Look through the data below. Show each line where the string "zurück" occurs.

> [Stored items]
-- begin --

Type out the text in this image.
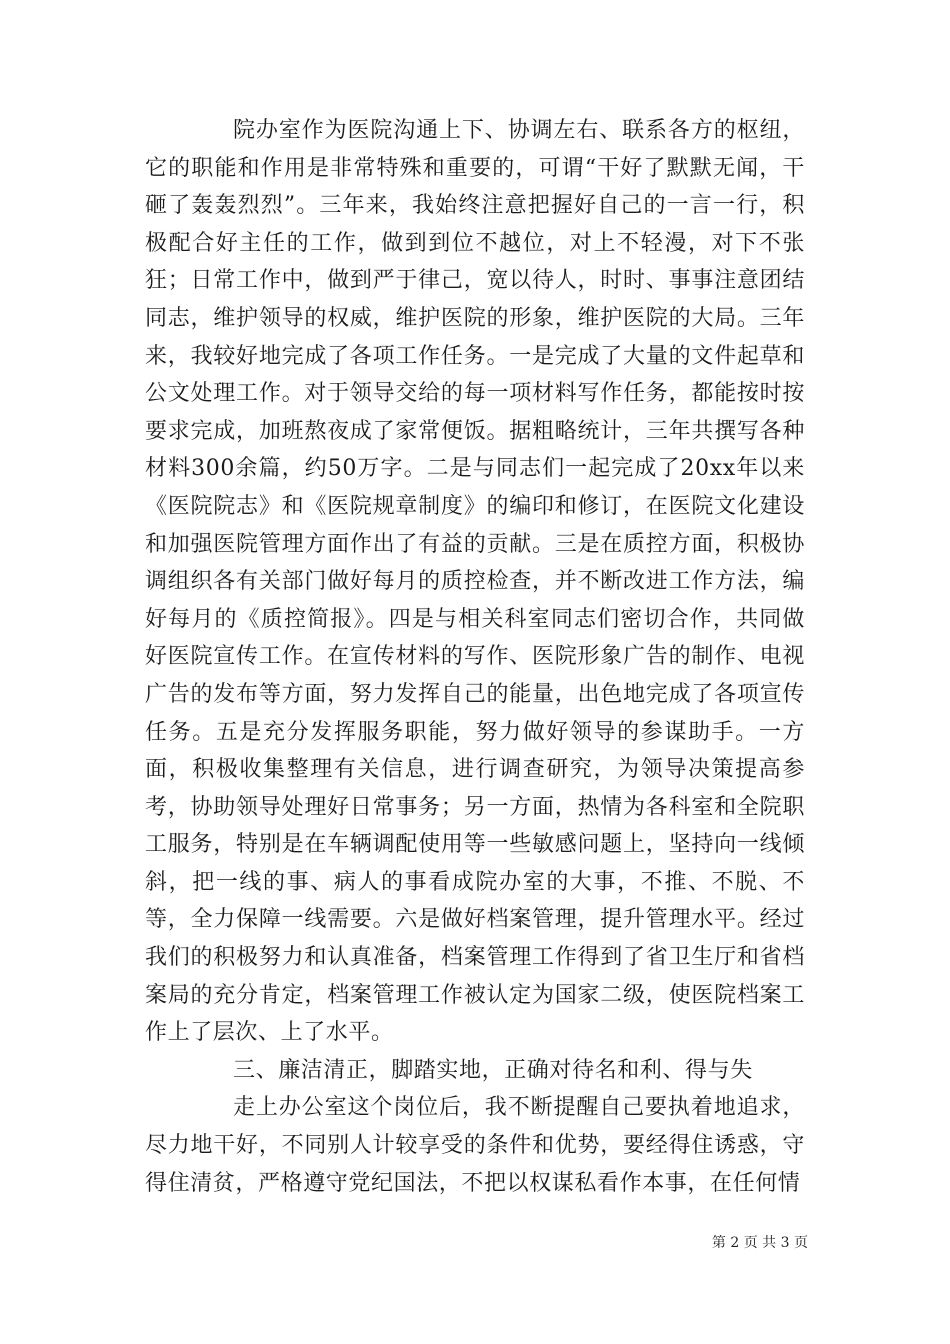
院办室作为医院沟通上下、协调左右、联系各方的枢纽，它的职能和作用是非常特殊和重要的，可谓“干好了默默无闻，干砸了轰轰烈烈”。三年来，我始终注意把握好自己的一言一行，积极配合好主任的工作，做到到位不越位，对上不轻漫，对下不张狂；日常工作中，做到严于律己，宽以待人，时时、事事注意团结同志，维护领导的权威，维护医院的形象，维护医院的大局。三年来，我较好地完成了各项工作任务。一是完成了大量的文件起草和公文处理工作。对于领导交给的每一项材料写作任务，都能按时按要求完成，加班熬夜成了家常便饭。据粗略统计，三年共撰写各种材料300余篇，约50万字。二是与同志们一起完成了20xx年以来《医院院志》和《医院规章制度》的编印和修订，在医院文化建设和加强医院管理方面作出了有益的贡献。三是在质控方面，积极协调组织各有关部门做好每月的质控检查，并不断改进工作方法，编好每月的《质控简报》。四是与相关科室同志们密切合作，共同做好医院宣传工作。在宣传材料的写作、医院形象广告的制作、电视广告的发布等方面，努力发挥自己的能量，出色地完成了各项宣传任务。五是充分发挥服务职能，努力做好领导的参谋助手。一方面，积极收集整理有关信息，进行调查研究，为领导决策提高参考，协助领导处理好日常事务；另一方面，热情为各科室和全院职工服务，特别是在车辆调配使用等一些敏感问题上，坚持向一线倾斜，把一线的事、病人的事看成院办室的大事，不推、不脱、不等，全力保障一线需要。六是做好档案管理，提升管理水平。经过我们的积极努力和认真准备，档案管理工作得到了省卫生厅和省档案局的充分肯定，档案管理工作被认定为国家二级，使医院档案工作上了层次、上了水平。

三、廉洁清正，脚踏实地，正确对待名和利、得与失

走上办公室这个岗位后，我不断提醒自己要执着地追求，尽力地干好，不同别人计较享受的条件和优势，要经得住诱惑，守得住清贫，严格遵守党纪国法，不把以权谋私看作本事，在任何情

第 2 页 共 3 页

-- end --
-- begin --

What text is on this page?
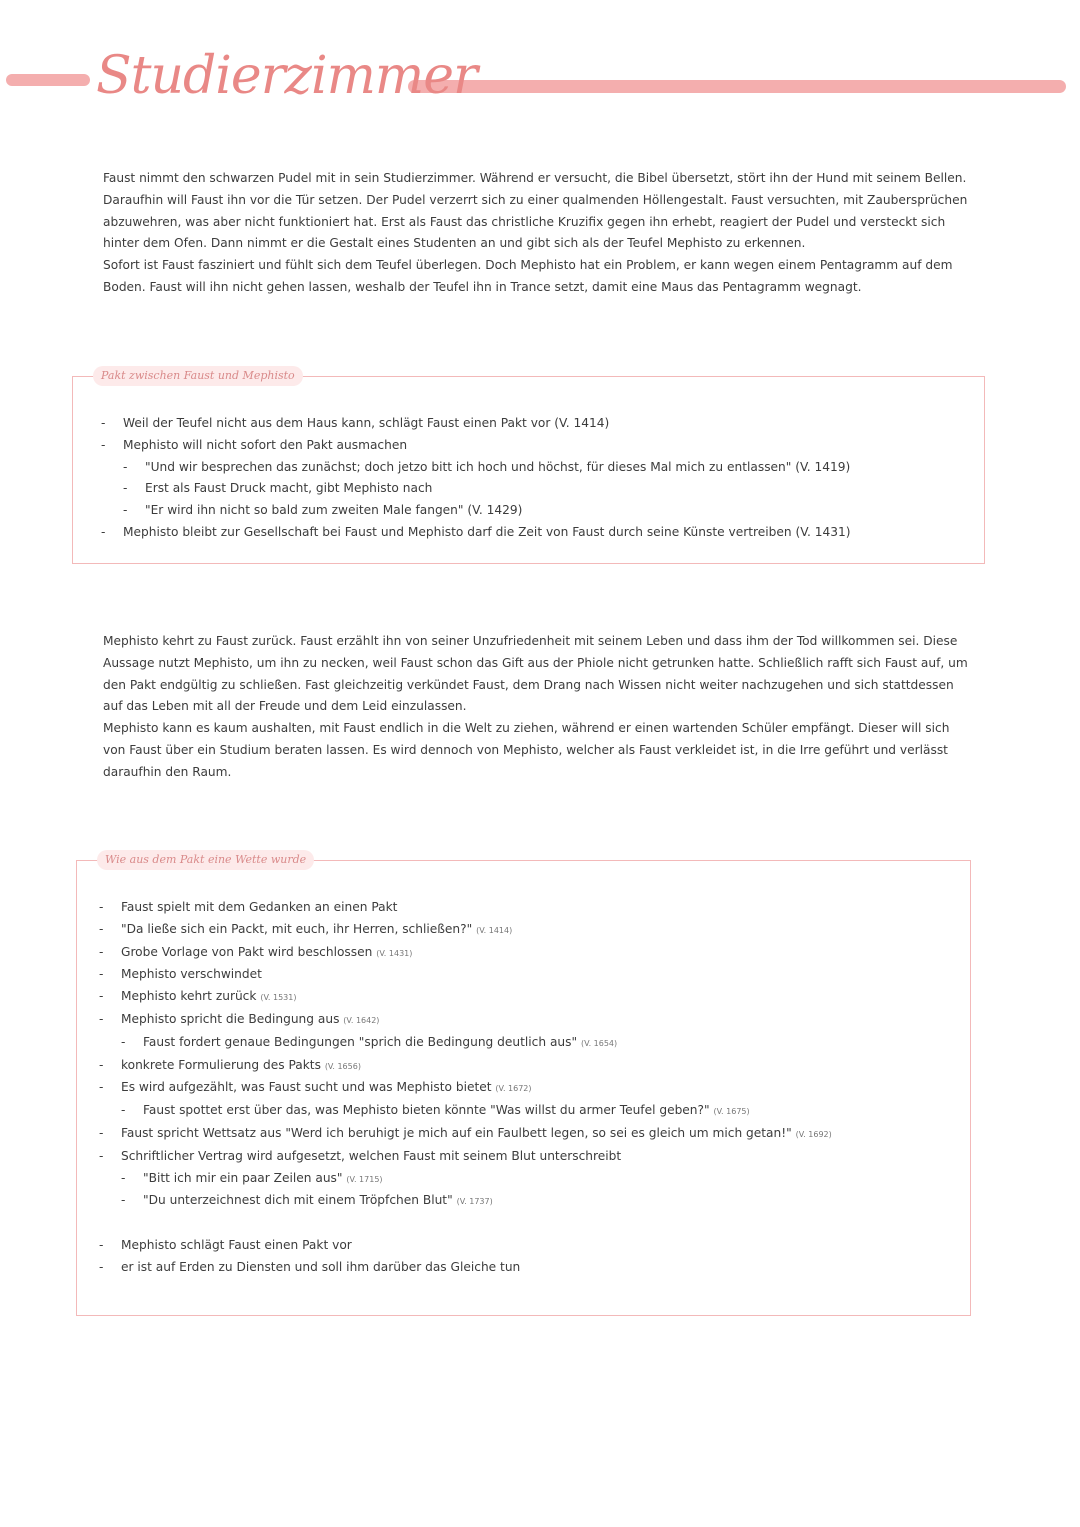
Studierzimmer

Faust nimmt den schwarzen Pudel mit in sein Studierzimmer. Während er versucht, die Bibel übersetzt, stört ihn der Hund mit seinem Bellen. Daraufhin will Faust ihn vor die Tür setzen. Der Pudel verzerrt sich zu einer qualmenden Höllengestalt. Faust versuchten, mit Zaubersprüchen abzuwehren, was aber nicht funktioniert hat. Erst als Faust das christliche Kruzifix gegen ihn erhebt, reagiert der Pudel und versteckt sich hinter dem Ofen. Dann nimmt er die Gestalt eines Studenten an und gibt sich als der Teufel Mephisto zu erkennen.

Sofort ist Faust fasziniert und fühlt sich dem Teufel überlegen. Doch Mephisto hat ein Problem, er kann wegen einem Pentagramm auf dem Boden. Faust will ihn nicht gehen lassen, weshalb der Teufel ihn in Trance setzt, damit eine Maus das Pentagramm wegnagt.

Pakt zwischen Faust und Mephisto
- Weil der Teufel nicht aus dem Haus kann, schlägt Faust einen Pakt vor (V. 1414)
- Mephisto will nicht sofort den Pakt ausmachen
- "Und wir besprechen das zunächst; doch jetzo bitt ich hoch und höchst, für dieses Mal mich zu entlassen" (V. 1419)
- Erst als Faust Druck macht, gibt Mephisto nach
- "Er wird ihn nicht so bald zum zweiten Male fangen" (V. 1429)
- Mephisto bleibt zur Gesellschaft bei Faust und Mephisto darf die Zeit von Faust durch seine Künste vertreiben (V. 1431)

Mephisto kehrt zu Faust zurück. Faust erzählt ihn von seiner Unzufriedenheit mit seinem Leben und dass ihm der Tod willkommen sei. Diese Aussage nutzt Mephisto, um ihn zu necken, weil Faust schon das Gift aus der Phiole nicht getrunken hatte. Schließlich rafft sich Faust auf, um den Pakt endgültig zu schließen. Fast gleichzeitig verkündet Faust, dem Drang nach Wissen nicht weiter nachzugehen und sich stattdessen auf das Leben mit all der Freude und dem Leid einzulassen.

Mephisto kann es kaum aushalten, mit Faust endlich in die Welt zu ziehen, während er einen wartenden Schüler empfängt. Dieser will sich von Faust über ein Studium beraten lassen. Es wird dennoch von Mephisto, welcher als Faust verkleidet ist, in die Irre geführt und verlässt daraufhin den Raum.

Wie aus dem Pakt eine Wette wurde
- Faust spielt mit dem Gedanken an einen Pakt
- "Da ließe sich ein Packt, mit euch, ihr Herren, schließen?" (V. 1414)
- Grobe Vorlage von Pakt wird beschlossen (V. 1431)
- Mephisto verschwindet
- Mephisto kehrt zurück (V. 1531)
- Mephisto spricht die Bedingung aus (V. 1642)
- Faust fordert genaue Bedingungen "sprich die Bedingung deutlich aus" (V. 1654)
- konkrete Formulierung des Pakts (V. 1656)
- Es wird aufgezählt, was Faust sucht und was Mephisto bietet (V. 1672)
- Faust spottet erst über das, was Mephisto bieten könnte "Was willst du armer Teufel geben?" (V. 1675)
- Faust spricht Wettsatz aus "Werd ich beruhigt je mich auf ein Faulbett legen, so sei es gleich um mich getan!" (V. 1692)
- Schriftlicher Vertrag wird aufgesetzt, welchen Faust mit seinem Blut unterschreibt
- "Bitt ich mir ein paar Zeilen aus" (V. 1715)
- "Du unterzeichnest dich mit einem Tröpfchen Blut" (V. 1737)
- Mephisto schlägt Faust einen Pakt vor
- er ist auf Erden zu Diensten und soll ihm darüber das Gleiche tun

-- end --

> [WRITTEN SOLUTION]
Mephisto kehrt zu Faust zurück. Faust erzählt ihn von seiner Unzufriedenheit mit seinem Leben und dass ihm der Tod willkommen sei. Diese Aussage nutzt Mephisto, um ihn zu necken, weil Faust schon das Gift aus der Phiole nicht getrunken hatte. Schließlich rafft sich Faust auf, um den Pakt endgültig zu schließen. Fast gleichzeitig verkündet Faust, dem Drang nach Wissen nicht weiter nachzugehen und sich stattdessen auf das Leben mit all der Freude und dem Leid einzulassen.
- Mephisto kehrt zurück (V. 1531)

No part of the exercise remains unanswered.